[Extracted data entries]
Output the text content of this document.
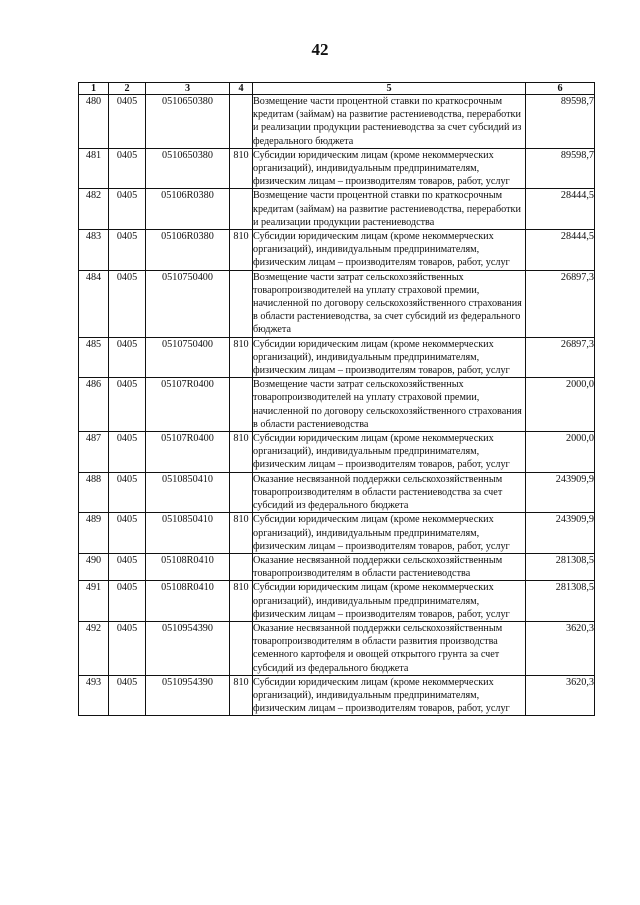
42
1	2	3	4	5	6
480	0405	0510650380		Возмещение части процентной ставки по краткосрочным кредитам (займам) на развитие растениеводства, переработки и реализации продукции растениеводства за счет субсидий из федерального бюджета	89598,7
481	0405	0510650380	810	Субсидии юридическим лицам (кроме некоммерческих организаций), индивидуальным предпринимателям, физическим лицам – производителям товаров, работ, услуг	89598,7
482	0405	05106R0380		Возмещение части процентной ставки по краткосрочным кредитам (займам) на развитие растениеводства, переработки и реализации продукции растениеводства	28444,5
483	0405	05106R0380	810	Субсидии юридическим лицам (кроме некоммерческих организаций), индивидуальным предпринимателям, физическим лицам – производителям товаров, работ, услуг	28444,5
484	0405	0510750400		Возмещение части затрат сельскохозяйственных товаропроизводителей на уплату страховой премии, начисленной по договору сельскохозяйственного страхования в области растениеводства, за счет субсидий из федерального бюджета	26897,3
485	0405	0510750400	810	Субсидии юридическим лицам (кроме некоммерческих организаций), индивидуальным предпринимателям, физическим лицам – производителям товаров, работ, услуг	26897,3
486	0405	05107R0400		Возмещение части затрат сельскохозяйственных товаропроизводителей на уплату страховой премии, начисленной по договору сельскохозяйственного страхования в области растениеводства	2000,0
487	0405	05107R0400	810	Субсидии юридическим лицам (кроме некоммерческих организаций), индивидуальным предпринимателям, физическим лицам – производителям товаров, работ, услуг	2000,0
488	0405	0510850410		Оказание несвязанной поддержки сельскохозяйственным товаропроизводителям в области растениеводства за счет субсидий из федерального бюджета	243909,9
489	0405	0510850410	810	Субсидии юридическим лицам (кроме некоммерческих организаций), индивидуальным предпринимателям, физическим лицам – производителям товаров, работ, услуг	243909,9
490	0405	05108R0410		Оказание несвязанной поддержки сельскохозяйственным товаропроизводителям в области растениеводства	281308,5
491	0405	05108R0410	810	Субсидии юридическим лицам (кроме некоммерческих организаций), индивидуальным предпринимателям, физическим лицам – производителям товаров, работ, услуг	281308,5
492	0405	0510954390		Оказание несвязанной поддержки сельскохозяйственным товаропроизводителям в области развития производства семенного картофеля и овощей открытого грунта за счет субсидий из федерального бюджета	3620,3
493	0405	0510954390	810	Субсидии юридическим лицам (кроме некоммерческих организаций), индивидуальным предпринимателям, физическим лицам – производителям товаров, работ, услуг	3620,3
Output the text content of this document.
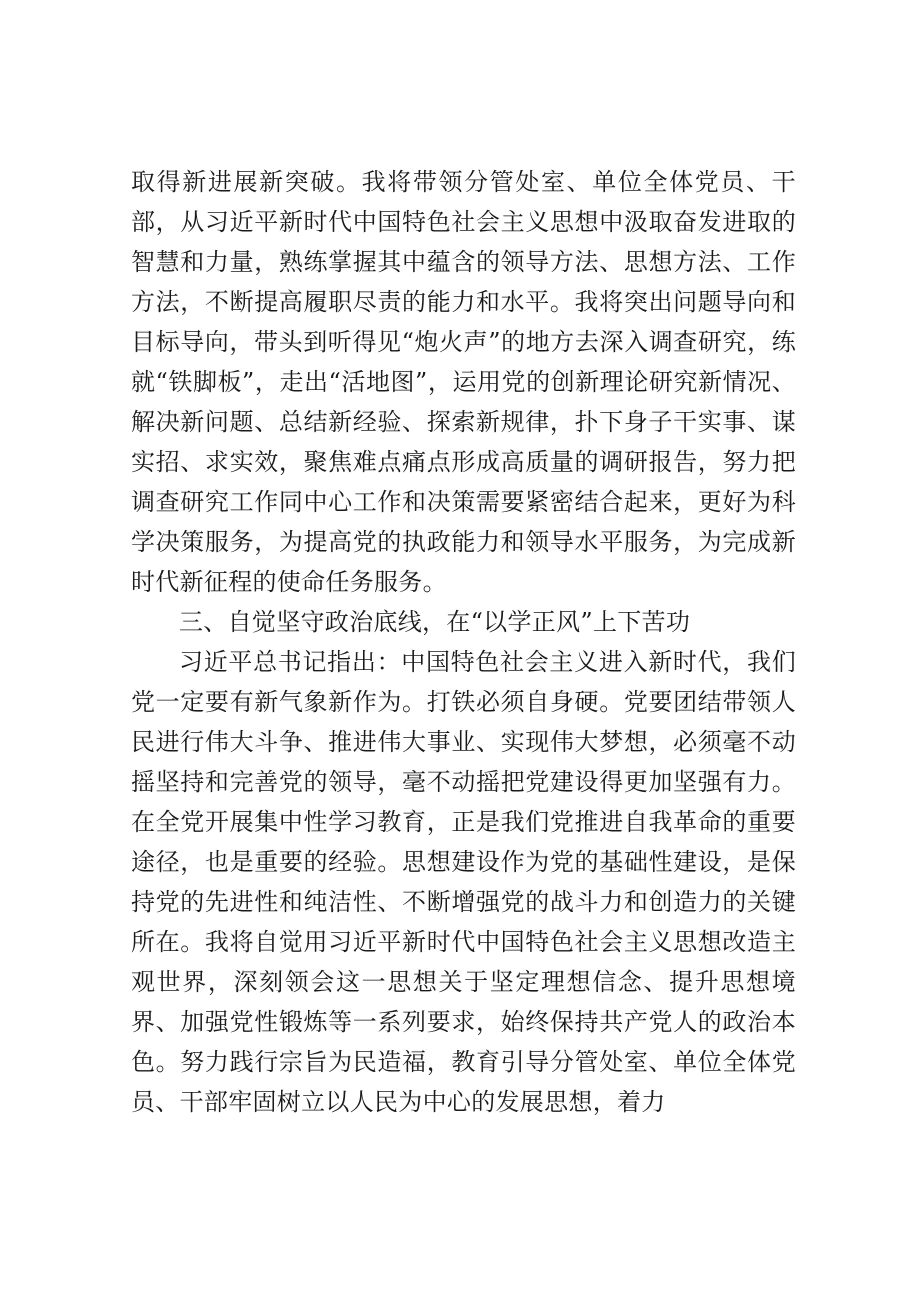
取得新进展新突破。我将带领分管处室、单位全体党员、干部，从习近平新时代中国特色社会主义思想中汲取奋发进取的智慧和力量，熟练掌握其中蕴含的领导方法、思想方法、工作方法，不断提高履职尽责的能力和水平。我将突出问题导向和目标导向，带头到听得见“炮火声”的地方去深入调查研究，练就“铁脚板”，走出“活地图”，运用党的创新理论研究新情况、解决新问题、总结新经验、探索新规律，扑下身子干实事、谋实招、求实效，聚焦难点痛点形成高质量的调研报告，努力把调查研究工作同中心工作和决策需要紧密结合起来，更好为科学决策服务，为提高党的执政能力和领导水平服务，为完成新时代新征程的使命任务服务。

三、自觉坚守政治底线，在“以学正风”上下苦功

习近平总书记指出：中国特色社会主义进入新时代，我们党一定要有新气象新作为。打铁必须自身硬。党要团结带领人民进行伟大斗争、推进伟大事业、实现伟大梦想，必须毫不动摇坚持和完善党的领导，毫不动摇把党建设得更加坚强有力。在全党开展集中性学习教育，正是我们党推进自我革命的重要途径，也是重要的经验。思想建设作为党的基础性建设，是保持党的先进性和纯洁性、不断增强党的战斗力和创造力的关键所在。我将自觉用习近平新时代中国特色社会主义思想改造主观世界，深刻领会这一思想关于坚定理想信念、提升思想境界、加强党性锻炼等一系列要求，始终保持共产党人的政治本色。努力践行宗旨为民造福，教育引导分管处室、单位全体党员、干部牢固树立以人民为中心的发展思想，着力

--

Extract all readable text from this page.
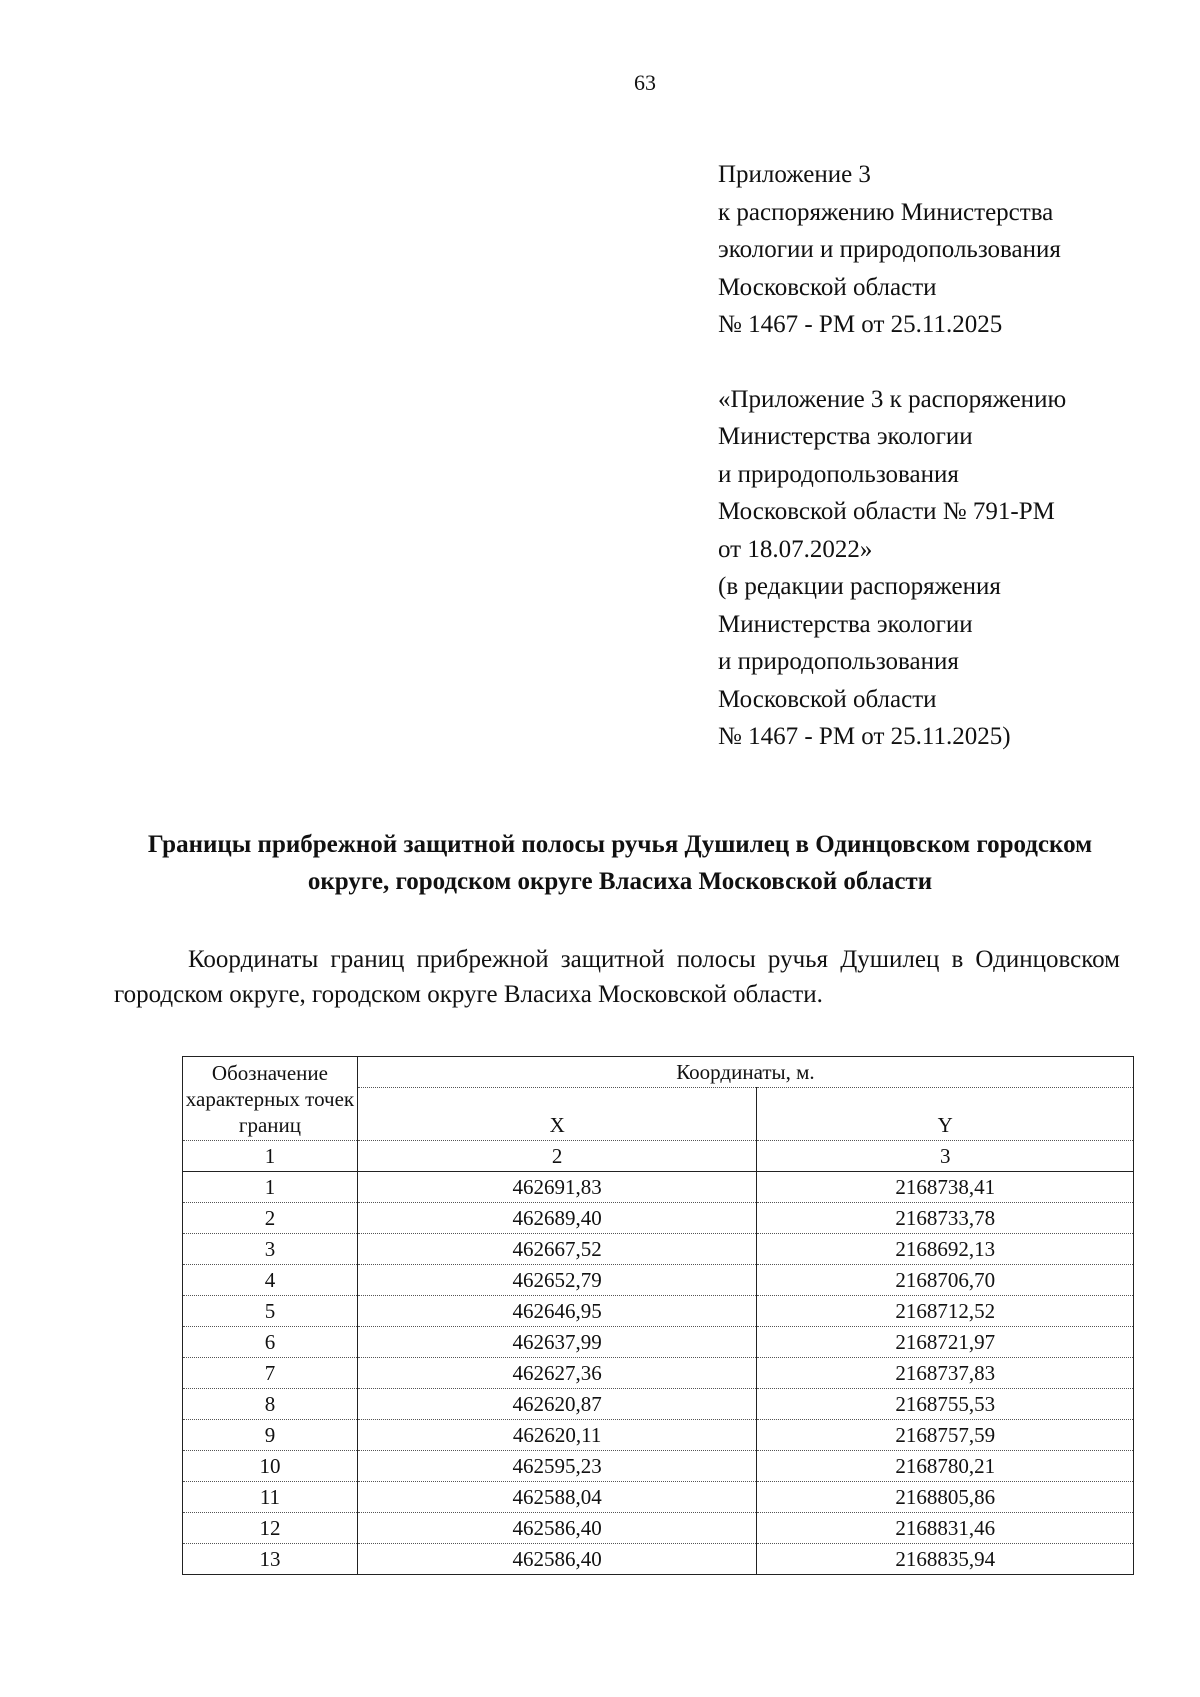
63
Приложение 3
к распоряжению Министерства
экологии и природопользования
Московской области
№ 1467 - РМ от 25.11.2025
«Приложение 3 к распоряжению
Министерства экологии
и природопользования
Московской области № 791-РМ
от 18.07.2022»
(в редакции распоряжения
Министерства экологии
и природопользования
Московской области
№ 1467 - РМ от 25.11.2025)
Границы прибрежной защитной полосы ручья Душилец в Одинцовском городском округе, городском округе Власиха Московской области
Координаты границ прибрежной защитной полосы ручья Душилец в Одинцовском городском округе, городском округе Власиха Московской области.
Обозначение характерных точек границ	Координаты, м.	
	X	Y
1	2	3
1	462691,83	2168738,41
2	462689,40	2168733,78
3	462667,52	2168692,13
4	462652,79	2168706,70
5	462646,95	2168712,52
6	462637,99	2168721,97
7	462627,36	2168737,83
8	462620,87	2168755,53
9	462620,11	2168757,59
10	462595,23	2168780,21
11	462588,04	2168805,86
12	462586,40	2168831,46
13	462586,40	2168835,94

Given instruction: Identify the lines of the entries containing the string "сельскохозяйственных". Copy each such line.

Exercise output:
484	0405	0510750400		Возмещение части затрат сельскохозяйственных товаропроизводителей на уплату страховой премии, начисленной по договору сельскохозяйственного страхования в области растениеводства, за счет субсидий из федерального бюджета	26897,3
486	0405	05107R0400		Возмещение части затрат сельскохозяйственных товаропроизводителей на уплату страховой премии, начисленной по договору сельскохозяйственного страхования в области растениеводства	2000,0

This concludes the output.